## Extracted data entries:

******

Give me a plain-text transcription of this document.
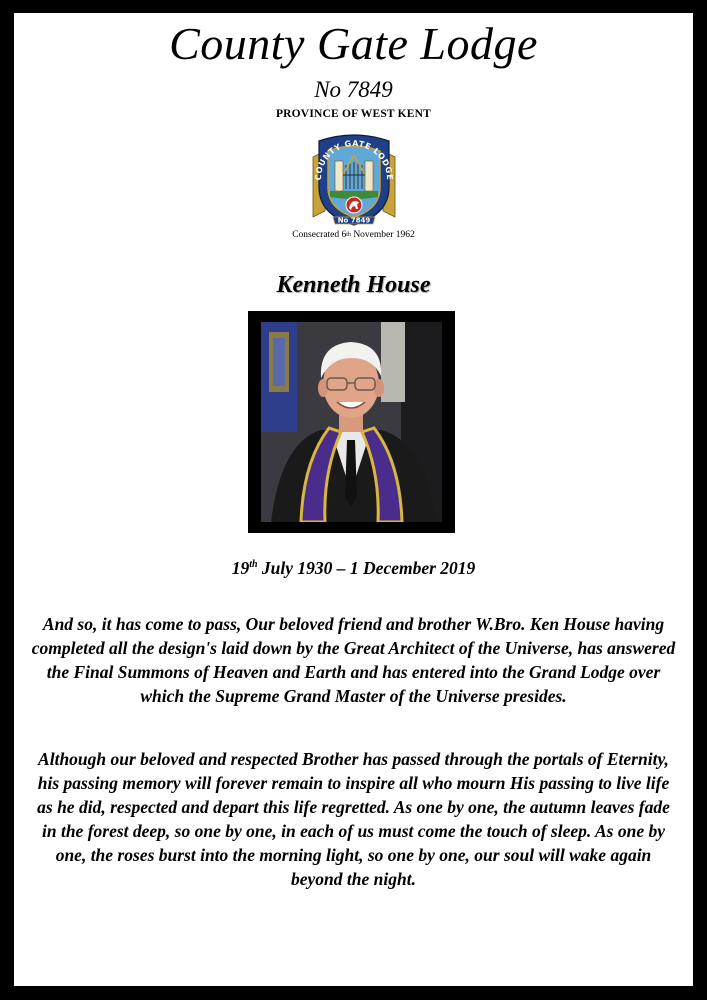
County Gate Lodge
No 7849
PROVINCE OF WEST KENT
COUNTY GATE LODGE
No 7849
Consecrated 6th November 1962
Kenneth House
19th July 1930 – 1 December 2019

And so, it has come to pass, Our beloved friend and brother W.Bro. Ken House having completed all the design's laid down by the Great Architect of the Universe, has answered the Final Summons of Heaven and Earth and has entered into the Grand Lodge over which the Supreme Grand Master of the Universe presides.

Although our beloved and respected Brother has passed through the portals of Eternity, his passing memory will forever remain to inspire all who mourn His passing to live life as he did, respected and depart this life regretted. As one by one, the autumn leaves fade in the forest deep, so one by one, in each of us must come the touch of sleep. As one by one, the roses burst into the morning light, so one by one, our soul will wake again beyond the night.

******

## Stated goal:
Copy out all the records exactly, excluding pictures.

## The solution:
Give me a plain-text transcription of this document.
County Gate Lodge
No 7849
PROVINCE OF WEST KENT
COUNTY GATE LODGE
No 7849
Consecrated 6th November 1962
Kenneth House
19th July 1930 – 1 December 2019

And so, it has come to pass, Our beloved friend and brother W.Bro. Ken House having completed all the design's laid down by the Great Architect of the Universe, has answered the Final Summons of Heaven and Earth and has entered into the Grand Lodge over which the Supreme Grand Master of the Universe presides.

Although our beloved and respected Brother has passed through the portals of Eternity, his passing memory will forever remain to inspire all who mourn His passing to live life as he did, respected and depart this life regretted. As one by one, the autumn leaves fade in the forest deep, so one by one, in each of us must come the touch of sleep. As one by one, the roses burst into the morning light, so one by one, our soul will wake again beyond the night.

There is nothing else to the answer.